___ Excerpt to read ___

RE: [PATCH 1/8]middle-end: Recognize scalar reductions from bitfields and array_refs

public inbox for gcc-patches@gcc.gnu.org
 help / color / mirror / Atom feed

From: Tamar Christina <Tamar.Christina@arm.com>
To: Richard Biener <rguenther@suse.de>
Cc: Richard Biener <richard.guenther@gmail.com>,
	"gcc-patches@gcc.gnu.org" <gcc-patches@gcc.gnu.org>,
	nd <nd@arm.com>
Subject: RE: [PATCH 1/8]middle-end: Recognize scalar reductions from bitfields and array_refs
Date: Mon, 7 Nov 2022 11:00:36 +0000	[thread overview]
Message-ID: <VI1PR08MB5325DE188F22EC1611452483FF3C9@VI1PR08MB5325.eurprd08.prod.outlook.com> (raw)
In-Reply-To: <nycvar.YFH.7.77.849.2211071002260.4294@jbgna.fhfr.qr>

> -----Original Message-----
> From: Richard Biener <rguenther@suse.de>
> Sent: Monday, November 7, 2022 10:18 AM
> To: Tamar Christina <Tamar.Christina@arm.com>
> Cc: Richard Biener <richard.guenther@gmail.com>; gcc-
> patches@gcc.gnu.org; nd <nd@arm.com>
> Subject: RE: [PATCH 1/8]middle-end: Recognize scalar reductions from
> bitfields and array_refs
> 
> On Mon, 7 Nov 2022, Tamar Christina wrote:
> 
> > > -----Original Message-----
> > > From: Richard Biener <richard.guenther@gmail.com>
> > > Sent: Saturday, November 5, 2022 11:33 AM
> > > To: Tamar Christina <Tamar.Christina@arm.com>
> > > Cc: gcc-patches@gcc.gnu.org; nd <nd@arm.com>; rguenther@suse.de
> > > Subject: Re: [PATCH 1/8]middle-end: Recognize scalar reductions from
> > > bitfields and array_refs
> > >
> > > On Mon, Oct 31, 2022 at 1:00 PM Tamar Christina via Gcc-patches
> > > <gcc- patches@gcc.gnu.org> wrote:
> > > >
> > > > Hi All,
> > > >
> > > > This patch series is to add recognition of pairwise operations
> > > > (reductions) in match.pd such that we can benefit from them even
> > > > at
> > > > -O1 when the vectorizer isn't enabled.
> > > >
> > > > Ths use of these allow for a lot simpler codegen in AArch64 and
> > > > allows us to avoid quite a lot of codegen warts.
> > > >
> > > > As an example a simple:
> > > >
> > > > typedef float v4sf __attribute__((vector_size (16)));
> > > >
> > > > float
> > > > foo3 (v4sf x)

___

## Given problem 1:
Put the records from their first line up to and including the line with "y-axis-ticks: 40 45" into a Markdown table with the columns Row and Line, skipping blank lines.

___ Available records ___

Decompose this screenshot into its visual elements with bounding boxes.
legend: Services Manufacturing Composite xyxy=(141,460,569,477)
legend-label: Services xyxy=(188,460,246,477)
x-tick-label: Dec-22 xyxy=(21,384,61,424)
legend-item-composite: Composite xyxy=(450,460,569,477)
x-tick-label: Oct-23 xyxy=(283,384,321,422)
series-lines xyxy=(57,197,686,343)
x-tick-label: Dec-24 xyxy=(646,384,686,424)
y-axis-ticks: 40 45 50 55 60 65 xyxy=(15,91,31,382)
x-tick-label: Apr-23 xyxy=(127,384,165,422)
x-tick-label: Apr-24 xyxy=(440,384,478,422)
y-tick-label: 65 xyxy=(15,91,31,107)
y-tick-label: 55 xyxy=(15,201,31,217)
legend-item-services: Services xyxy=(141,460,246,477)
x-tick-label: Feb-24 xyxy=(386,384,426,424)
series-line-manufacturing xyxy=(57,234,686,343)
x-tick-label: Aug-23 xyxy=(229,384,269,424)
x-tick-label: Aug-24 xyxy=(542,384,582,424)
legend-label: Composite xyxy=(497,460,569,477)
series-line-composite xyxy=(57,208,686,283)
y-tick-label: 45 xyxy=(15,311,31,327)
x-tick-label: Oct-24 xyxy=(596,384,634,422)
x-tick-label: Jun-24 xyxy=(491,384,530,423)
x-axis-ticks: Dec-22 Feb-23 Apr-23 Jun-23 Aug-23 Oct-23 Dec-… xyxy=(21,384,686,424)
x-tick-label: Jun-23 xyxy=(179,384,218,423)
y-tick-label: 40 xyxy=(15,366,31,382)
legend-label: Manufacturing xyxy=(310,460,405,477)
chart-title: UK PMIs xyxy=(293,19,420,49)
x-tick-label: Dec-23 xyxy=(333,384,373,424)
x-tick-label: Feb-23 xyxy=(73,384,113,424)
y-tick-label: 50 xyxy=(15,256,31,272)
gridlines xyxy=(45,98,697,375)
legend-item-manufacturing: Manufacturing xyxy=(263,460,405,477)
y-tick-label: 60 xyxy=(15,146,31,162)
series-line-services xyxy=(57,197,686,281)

___

## Given problem 2:
Write what comes next in the GCC patch email, picking up after its last line.

## Exercise response 1:
| Row | Line |
|---|---|
| 1 | Decompose this screenshot into its visual elements with bounding boxes. |
| 2 | legend: Services Manufacturing Composite xyxy=(141,460,569,477) |
| 3 | legend-label: Services xyxy=(188,460,246,477) |
| 4 | x-tick-label: Dec-22 xyxy=(21,384,61,424) |
| 5 | legend-item-composite: Composite xyxy=(450,460,569,477) |
| 6 | x-tick-label: Oct-23 xyxy=(283,384,321,422) |
| 7 | series-lines xyxy=(57,197,686,343) |
| 8 | x-tick-label: Dec-24 xyxy=(646,384,686,424) |
| 9 | y-axis-ticks: 40 45 50 55 60 65 xyxy=(15,91,31,382) |

## Exercise response 2:
> > > > {
> > > >   return x[1] + x[2];
> > > > }
> > > >
> > > > currently generates:
> > > >
> > > > foo3:
> > > >         dup     s1, v0.s[1]
> > > >         dup     s0, v0.s[2]
> > > >         fadd    s0, s1, s0
> > > >         ret
> > > >
> > > > while with this patch series now generates:
> > > >
> > > > foo3:
> > > >         ext     v0.16b, v0.16b, v0.16b, #4
> > > >         faddp   s0, v0.2s
> > > >         ret
> > > >
> > > > This patch will not perform the operation if the source is not a
> > > > gimple register and leaves memory sources to the vectorizer as
> > > > it's able to deal correctly with clobbers.
> > >
> > > But the vectorizer should also be able to cope with the above.
> >
> > There are several problems with leaving it up to the vectorizer to do:
> >
> > 1. We only get it at -O2 and higher.
> > 2. The way the vectorizer costs the reduction makes the resulting cost
> always too high for AArch64.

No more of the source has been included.